SET PROBLEM | Your task is to print all of the material verbatim.

RECORDS FOR PROCESSING |
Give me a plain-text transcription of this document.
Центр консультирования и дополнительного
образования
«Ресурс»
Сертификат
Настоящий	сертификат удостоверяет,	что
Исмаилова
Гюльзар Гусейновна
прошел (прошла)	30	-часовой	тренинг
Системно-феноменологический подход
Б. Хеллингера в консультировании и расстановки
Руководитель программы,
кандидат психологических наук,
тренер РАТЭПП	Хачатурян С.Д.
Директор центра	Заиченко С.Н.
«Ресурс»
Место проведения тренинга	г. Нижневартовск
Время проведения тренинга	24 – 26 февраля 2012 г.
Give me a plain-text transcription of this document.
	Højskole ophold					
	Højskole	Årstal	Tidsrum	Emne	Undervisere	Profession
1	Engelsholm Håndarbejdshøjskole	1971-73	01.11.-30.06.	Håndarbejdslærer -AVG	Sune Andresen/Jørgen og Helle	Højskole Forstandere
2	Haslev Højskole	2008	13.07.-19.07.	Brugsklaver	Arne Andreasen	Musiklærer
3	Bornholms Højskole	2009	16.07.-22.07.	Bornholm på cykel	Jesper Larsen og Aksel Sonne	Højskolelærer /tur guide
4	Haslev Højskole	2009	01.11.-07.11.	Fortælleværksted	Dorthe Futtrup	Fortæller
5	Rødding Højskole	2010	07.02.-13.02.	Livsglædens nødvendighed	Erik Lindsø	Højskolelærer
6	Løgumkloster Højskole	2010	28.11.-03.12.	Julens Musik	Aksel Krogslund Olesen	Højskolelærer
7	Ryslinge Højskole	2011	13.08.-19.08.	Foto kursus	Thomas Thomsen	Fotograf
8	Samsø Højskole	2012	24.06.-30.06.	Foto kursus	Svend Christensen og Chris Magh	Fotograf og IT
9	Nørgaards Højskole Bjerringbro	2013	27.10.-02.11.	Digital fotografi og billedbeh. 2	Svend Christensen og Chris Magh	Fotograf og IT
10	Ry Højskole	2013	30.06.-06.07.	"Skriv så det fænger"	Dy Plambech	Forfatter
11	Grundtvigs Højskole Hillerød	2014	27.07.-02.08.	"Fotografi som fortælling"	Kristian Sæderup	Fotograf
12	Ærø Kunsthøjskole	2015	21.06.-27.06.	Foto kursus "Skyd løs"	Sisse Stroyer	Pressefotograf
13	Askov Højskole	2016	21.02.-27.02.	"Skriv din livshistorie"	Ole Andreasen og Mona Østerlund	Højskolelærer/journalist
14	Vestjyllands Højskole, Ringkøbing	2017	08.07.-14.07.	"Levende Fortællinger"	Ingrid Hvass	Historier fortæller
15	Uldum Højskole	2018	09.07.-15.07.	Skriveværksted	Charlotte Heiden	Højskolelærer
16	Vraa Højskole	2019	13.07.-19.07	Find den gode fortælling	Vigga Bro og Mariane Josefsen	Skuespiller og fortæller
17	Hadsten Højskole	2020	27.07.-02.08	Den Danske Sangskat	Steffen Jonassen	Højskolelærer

RESULT OF THE EXERCISE |
Give me a plain-text transcription of this document.
Центр консультирования и дополнительного
образования
«Ресурс»
Сертификат
Настоящий	сертификат удостоверяет,	что
Исмаилова
Гюльзар Гусейновна
прошел (прошла)	30	-часовой	тренинг
Системно-феноменологический подход
Б. Хеллингера в консультировании и расстановки
Руководитель программы,
кандидат психологических наук,
тренер РАТЭПП	Хачатурян С.Д.
Директор центра	Заиченко С.Н.
«Ресурс»
Место проведения тренинга	г. Нижневартовск
Время проведения тренинга	24 – 26 февраля 2012 г.
Give me a plain-text transcription of this document.
	Højskole ophold					
	Højskole	Årstal	Tidsrum	Emne	Undervisere	Profession
1	Engelsholm Håndarbejdshøjskole	1971-73	01.11.-30.06.	Håndarbejdslærer -AVG	Sune Andresen/Jørgen og Helle	Højskole Forstandere
2	Haslev Højskole	2008	13.07.-19.07.	Brugsklaver	Arne Andreasen	Musiklærer
3	Bornholms Højskole	2009	16.07.-22.07.	Bornholm på cykel	Jesper Larsen og Aksel Sonne	Højskolelærer /tur guide
4	Haslev Højskole	2009	01.11.-07.11.	Fortælleværksted	Dorthe Futtrup	Fortæller
5	Rødding Højskole	2010	07.02.-13.02.	Livsglædens nødvendighed	Erik Lindsø	Højskolelærer
6	Løgumkloster Højskole	2010	28.11.-03.12.	Julens Musik	Aksel Krogslund Olesen	Højskolelærer
7	Ryslinge Højskole	2011	13.08.-19.08.	Foto kursus	Thomas Thomsen	Fotograf
8	Samsø Højskole	2012	24.06.-30.06.	Foto kursus	Svend Christensen og Chris Magh	Fotograf og IT
9	Nørgaards Højskole Bjerringbro	2013	27.10.-02.11.	Digital fotografi og billedbeh. 2	Svend Christensen og Chris Magh	Fotograf og IT
10	Ry Højskole	2013	30.06.-06.07.	"Skriv så det fænger"	Dy Plambech	Forfatter
11	Grundtvigs Højskole Hillerød	2014	27.07.-02.08.	"Fotografi som fortælling"	Kristian Sæderup	Fotograf
12	Ærø Kunsthøjskole	2015	21.06.-27.06.	Foto kursus "Skyd løs"	Sisse Stroyer	Pressefotograf
13	Askov Højskole	2016	21.02.-27.02.	"Skriv din livshistorie"	Ole Andreasen og Mona Østerlund	Højskolelærer/journalist
14	Vestjyllands Højskole, Ringkøbing	2017	08.07.-14.07.	"Levende Fortællinger"	Ingrid Hvass	Historier fortæller
15	Uldum Højskole	2018	09.07.-15.07.	Skriveværksted	Charlotte Heiden	Højskolelærer
16	Vraa Højskole	2019	13.07.-19.07	Find den gode fortælling	Vigga Bro og Mariane Josefsen	Skuespiller og fortæller
17	Hadsten Højskole	2020	27.07.-02.08	Den Danske Sangskat	Steffen Jonassen	Højskolelærer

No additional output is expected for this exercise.